Output each line of the material exactly as it stands.

[Part of a data file]
_ _ _ _ _ _ _

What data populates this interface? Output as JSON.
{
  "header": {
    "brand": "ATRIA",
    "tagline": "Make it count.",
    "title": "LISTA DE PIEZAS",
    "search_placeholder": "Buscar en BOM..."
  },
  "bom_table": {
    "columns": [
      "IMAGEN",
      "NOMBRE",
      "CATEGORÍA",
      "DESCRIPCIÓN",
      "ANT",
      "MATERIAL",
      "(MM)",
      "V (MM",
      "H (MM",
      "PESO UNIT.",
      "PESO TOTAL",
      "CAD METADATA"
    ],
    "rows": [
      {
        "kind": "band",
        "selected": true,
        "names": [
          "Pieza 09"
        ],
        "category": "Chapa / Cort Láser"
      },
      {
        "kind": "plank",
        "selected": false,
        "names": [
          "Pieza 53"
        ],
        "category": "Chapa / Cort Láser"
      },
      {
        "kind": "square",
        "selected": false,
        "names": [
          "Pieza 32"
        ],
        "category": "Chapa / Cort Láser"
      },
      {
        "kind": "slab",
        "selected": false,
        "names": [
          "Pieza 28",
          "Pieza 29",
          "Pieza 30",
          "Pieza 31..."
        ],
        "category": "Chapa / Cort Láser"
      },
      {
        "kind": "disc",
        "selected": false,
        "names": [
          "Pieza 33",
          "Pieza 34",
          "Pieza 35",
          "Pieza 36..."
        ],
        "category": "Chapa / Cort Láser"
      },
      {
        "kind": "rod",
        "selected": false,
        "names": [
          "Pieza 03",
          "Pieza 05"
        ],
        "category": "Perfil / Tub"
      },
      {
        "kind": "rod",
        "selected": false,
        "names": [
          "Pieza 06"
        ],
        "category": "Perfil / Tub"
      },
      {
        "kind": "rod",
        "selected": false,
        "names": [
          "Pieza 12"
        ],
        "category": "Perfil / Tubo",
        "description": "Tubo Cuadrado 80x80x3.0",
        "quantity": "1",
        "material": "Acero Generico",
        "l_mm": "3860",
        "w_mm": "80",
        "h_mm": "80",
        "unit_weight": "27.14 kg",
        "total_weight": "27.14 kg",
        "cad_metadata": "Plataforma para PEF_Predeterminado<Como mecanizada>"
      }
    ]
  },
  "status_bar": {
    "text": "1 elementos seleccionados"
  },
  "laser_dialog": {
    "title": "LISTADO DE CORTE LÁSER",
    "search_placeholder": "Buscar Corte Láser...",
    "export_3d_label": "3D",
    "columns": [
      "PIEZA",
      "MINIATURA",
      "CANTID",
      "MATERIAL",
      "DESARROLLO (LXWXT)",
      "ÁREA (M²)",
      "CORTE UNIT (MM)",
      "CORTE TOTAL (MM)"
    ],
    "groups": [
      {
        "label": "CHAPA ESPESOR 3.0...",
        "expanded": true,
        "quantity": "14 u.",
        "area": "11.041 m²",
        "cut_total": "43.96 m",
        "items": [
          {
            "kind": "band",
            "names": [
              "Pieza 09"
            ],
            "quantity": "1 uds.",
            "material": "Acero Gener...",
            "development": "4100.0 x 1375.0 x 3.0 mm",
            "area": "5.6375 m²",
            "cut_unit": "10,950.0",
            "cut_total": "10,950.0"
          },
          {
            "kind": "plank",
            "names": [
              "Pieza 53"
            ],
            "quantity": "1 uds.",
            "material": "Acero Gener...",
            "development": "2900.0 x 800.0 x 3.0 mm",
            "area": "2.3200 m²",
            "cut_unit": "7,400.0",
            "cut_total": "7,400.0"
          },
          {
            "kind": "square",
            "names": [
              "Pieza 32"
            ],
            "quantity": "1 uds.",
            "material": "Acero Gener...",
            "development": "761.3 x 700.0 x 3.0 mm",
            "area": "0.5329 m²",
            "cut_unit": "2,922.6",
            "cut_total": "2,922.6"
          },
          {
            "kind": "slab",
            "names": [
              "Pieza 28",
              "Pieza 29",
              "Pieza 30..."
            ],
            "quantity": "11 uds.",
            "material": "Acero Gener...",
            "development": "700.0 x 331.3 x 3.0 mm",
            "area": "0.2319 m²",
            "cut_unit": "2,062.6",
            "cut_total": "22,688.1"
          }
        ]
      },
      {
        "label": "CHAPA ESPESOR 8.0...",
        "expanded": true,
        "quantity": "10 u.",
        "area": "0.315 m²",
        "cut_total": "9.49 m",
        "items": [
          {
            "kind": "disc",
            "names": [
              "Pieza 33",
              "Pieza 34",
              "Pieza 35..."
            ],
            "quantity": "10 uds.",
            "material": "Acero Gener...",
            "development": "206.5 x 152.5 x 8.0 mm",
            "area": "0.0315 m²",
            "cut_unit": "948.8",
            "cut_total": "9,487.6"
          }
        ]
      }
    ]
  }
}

_ _ _ _ _ _ _

- [Exercise result]:
What data populates this interface? Output as JSON.
{
  "header": {
    "brand": "ATRIA",
    "tagline": "Make it count.",
    "title": "LISTA DE PIEZAS",
    "search_placeholder": "Buscar en BOM..."
  },
  "bom_table": {
    "columns": [
      "IMAGEN",
      "NOMBRE",
      "CATEGORÍA",
      "DESCRIPCIÓN",
      "ANT",
      "MATERIAL",
      "(MM)",
      "V (MM",
      "H (MM",
      "PESO UNIT.",
      "PESO TOTAL",
      "CAD METADATA"
    ],
    "rows": [
      {
        "kind": "band",
        "selected": true,
        "names": [
          "Pieza 09"
        ],
        "category": "Chapa / Cort Láser"
      },
      {
        "kind": "plank",
        "selected": false,
        "names": [
          "Pieza 53"
        ],
        "category": "Chapa / Cort Láser"
      },
      {
        "kind": "square",
        "selected": false,
        "names": [
          "Pieza 32"
        ],
        "category": "Chapa / Cort Láser"
      },
      {
        "kind": "slab",
        "selected": false,
        "names": [
          "Pieza 28",
          "Pieza 29",
          "Pieza 30",
          "Pieza 31..."
        ],
        "category": "Chapa / Cort Láser"
      },
      {
        "kind": "disc",
        "selected": false,
        "names": [
          "Pieza 33",
          "Pieza 34",
          "Pieza 35",
          "Pieza 36..."
        ],
        "category": "Chapa / Cort Láser"
      },
      {
        "kind": "rod",
        "selected": false,
        "names": [
          "Pieza 03",
          "Pieza 05"
        ],
        "category": "Perfil / Tub"
      },
      {
        "kind": "rod",
        "selected": false,
        "names": [
          "Pieza 06"
        ],
        "category": "Perfil / Tub"
      },
      {
        "kind": "rod",
        "selected": false,
        "names": [
          "Pieza 12"
        ],
        "category": "Perfil / Tubo",
        "description": "Tubo Cuadrado 80x80x3.0",
        "quantity": "1",
        "material": "Acero Generico",
        "l_mm": "3860",
        "w_mm": "80",
        "h_mm": "80",
        "unit_weight": "27.14 kg",
        "total_weight": "27.14 kg",
        "cad_metadata": "Plataforma para PEF_Predeterminado<Como mecanizada>"
      }
    ]
  },
  "status_bar": {
    "text": "1 elementos seleccionados"
  },
  "laser_dialog": {
    "title": "LISTADO DE CORTE LÁSER",
    "search_placeholder": "Buscar Corte Láser...",
    "export_3d_label": "3D",
    "columns": [
      "PIEZA",
      "MINIATURA",
      "CANTID",
      "MATERIAL",
      "DESARROLLO (LXWXT)",
      "ÁREA (M²)",
      "CORTE UNIT (MM)",
      "CORTE TOTAL (MM)"
    ],
    "groups": [
      {
        "label": "CHAPA ESPESOR 3.0...",
        "expanded": true,
        "quantity": "14 u.",
        "area": "11.041 m²",
        "cut_total": "43.96 m",
        "items": [
          {
            "kind": "band",
            "names": [
              "Pieza 09"
            ],
            "quantity": "1 uds.",
            "material": "Acero Gener...",
            "development": "4100.0 x 1375.0 x 3.0 mm",
            "area": "5.6375 m²",
            "cut_unit": "10,950.0",
            "cut_total": "10,950.0"
          },
          {
            "kind": "plank",
            "names": [
              "Pieza 53"
            ],
            "quantity": "1 uds.",
            "material": "Acero Gener...",
            "development": "2900.0 x 800.0 x 3.0 mm",
            "area": "2.3200 m²",
            "cut_unit": "7,400.0",
            "cut_total": "7,400.0"
          },
          {
            "kind": "square",
            "names": [
              "Pieza 32"
            ],
            "quantity": "1 uds.",
            "material": "Acero Gener...",
            "development": "761.3 x 700.0 x 3.0 mm",
            "area": "0.5329 m²",
            "cut_unit": "2,922.6",
            "cut_total": "2,922.6"
          },
          {
            "kind": "slab",
            "names": [
              "Pieza 28",
              "Pieza 29",
              "Pieza 30..."
            ],
            "quantity": "11 uds.",
            "material": "Acero Gener...",
            "development": "700.0 x 331.3 x 3.0 mm",
            "area": "0.2319 m²",
            "cut_unit": "2,062.6",
            "cut_total": "22,688.1"
          }
        ]
      },
      {
        "label": "CHAPA ESPESOR 8.0...",
        "expanded": true,
        "quantity": "10 u.",
        "area": "0.315 m²",
        "cut_total": "9.49 m",
        "items": [
          {
            "kind": "disc",
            "names": [
              "Pieza 33",
              "Pieza 34",
              "Pieza 35..."
            ],
            "quantity": "10 uds.",
            "material": "Acero Gener...",
            "development": "206.5 x 152.5 x 8.0 mm",
            "area": "0.0315 m²",
            "cut_unit": "948.8",
            "cut_total": "9,487.6"
          }
        ]
      }
    ]
  }
}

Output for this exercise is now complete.